-- begin Recorded data --

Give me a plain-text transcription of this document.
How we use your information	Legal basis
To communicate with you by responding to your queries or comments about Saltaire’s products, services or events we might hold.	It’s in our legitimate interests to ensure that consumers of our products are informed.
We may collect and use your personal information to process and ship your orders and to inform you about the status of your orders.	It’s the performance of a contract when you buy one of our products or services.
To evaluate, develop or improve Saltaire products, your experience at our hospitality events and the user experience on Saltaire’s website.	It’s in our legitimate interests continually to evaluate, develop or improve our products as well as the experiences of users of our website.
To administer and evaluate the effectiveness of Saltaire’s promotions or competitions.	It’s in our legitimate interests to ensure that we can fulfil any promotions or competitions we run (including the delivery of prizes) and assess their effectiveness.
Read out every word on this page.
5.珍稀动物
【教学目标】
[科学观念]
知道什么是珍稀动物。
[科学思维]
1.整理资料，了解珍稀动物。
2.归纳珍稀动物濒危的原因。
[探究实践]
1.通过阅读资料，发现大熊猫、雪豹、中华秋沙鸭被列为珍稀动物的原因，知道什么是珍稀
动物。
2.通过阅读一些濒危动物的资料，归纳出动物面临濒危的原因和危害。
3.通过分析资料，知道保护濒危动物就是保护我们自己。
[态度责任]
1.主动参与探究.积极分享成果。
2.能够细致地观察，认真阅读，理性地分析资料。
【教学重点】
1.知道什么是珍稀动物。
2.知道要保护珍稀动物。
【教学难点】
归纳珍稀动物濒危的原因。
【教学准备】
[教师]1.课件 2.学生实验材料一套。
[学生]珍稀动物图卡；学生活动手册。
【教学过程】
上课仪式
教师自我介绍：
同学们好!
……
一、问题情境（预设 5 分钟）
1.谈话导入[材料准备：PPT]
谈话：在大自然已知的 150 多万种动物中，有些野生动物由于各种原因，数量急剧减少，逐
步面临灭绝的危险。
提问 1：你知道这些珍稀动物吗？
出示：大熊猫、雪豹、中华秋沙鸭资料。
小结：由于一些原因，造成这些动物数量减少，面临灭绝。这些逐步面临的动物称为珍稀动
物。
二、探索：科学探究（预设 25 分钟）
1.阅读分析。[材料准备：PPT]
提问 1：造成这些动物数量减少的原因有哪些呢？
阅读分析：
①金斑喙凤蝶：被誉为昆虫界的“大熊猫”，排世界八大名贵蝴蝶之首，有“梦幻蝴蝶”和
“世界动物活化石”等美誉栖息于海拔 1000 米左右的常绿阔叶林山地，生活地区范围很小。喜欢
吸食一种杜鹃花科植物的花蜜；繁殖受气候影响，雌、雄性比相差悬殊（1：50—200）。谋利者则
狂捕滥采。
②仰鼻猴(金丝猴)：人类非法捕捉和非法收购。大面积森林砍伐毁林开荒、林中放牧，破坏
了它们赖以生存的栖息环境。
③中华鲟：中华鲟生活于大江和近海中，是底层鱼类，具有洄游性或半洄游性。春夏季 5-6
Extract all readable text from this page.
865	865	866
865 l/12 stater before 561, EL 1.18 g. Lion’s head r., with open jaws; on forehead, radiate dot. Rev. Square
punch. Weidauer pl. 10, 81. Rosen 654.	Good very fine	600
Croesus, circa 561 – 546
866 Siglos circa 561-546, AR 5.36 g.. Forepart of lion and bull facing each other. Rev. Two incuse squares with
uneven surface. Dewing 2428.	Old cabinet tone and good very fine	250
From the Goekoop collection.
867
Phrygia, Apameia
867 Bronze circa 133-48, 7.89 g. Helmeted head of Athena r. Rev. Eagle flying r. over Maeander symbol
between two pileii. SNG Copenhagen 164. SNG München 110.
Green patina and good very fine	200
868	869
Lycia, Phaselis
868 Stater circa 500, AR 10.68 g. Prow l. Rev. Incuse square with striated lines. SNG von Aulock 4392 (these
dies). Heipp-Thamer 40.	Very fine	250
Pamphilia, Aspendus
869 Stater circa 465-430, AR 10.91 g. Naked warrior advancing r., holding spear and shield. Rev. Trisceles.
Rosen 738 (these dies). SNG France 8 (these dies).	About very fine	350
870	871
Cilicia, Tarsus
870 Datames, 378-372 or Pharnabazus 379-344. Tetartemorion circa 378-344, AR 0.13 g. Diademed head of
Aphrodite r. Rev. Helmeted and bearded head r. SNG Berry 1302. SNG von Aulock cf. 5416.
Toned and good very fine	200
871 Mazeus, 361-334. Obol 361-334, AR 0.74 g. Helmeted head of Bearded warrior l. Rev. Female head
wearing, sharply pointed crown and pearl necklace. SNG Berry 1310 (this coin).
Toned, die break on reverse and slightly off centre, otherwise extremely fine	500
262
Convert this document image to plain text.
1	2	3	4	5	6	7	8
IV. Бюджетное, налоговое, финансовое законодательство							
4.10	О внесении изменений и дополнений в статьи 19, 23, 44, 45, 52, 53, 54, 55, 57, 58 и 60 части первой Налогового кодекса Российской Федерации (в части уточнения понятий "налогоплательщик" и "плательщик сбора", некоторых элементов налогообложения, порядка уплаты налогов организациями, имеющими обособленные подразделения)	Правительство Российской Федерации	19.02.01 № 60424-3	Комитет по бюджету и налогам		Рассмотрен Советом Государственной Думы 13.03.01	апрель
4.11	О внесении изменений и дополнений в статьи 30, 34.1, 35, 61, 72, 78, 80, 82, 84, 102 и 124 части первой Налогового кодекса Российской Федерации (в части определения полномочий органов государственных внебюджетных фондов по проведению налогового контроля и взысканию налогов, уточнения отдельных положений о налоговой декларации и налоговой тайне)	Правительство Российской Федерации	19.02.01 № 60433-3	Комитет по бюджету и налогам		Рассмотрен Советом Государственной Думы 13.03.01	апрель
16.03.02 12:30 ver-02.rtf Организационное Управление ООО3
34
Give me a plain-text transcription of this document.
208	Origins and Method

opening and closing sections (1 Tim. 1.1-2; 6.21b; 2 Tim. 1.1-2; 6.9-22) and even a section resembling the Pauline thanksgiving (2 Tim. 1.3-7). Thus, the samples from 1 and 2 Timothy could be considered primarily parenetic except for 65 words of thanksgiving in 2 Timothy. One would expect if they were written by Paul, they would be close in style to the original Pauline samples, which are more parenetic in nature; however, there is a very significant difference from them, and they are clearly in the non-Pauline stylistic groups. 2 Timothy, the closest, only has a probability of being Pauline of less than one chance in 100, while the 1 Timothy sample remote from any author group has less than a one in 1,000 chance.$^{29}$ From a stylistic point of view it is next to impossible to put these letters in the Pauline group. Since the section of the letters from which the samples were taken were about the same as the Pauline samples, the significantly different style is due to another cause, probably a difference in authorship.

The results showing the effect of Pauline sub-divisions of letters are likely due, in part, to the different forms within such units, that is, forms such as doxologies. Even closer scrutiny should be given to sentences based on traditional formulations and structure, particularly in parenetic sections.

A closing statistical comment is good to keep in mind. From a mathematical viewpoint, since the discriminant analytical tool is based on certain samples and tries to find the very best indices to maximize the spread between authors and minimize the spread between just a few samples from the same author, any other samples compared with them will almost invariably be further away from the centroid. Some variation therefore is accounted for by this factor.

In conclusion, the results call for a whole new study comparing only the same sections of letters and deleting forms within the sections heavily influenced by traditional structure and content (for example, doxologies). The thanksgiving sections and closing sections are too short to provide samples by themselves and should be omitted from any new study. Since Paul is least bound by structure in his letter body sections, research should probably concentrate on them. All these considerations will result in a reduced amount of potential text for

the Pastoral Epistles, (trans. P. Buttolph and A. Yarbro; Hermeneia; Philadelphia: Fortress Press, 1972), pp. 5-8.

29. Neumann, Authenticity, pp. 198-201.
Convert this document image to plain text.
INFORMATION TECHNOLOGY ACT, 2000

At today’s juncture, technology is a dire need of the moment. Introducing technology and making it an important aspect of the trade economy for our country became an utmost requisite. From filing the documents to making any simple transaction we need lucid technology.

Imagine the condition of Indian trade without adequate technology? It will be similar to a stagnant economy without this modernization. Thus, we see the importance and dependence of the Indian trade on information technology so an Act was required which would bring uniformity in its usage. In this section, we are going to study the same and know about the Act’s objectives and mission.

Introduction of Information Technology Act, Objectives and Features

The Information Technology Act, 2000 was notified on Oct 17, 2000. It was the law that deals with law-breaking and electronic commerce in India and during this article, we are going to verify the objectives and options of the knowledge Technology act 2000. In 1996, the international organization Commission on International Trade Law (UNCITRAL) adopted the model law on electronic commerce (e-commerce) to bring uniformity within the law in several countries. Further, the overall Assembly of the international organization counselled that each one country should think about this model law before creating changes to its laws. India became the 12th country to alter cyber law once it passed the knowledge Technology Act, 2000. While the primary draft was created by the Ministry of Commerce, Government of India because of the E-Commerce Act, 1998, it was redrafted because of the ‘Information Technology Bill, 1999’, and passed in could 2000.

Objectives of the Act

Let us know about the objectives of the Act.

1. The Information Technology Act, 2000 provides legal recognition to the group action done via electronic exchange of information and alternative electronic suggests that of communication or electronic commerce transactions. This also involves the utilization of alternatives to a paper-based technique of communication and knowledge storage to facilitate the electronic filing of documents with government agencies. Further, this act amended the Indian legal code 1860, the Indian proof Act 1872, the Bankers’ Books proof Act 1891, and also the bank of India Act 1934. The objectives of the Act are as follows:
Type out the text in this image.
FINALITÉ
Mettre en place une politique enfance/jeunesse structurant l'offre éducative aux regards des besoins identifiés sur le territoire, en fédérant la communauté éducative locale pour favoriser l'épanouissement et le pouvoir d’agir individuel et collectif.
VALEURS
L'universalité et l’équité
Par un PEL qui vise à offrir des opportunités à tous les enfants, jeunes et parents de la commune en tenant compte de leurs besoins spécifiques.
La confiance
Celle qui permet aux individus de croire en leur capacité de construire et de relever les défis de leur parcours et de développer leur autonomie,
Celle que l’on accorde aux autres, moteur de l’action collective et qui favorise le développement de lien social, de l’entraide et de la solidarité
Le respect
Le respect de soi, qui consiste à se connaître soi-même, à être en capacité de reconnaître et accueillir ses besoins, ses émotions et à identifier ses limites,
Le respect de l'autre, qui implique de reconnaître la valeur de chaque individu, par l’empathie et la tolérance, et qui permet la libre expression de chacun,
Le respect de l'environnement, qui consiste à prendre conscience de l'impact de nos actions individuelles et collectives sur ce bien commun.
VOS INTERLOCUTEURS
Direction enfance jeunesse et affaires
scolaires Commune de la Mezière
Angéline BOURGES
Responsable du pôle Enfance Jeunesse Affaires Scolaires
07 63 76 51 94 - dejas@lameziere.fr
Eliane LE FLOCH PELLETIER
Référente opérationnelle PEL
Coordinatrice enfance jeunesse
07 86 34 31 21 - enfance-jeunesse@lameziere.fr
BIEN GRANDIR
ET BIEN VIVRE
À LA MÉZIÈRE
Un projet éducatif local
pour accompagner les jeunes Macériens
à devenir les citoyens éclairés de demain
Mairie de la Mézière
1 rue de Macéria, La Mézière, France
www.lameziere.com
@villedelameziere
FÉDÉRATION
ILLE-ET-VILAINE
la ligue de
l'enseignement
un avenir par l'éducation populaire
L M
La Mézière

-- end Recorded data --

Scan the listing above. Collect all lines with the word "forms".

## Answer below
The results showing the effect of Pauline sub-divisions of letters are likely due, in part, to the different forms within such units, that is, forms such as doxologies. Even closer scrutiny should be given to sentences based on traditional formulations and structure, particularly in parenetic sections.
In conclusion, the results call for a whole new study comparing only the same sections of letters and deleting forms within the sections heavily influenced by traditional structure and content (for example, doxologies). The thanksgiving sections and closing sections are too short to provide samples by themselves and should be omitted from any new study. Since Paul is least bound by structure in his letter body sections, research should probably concentrate on them. All these considerations will result in a reduced amount of potential text for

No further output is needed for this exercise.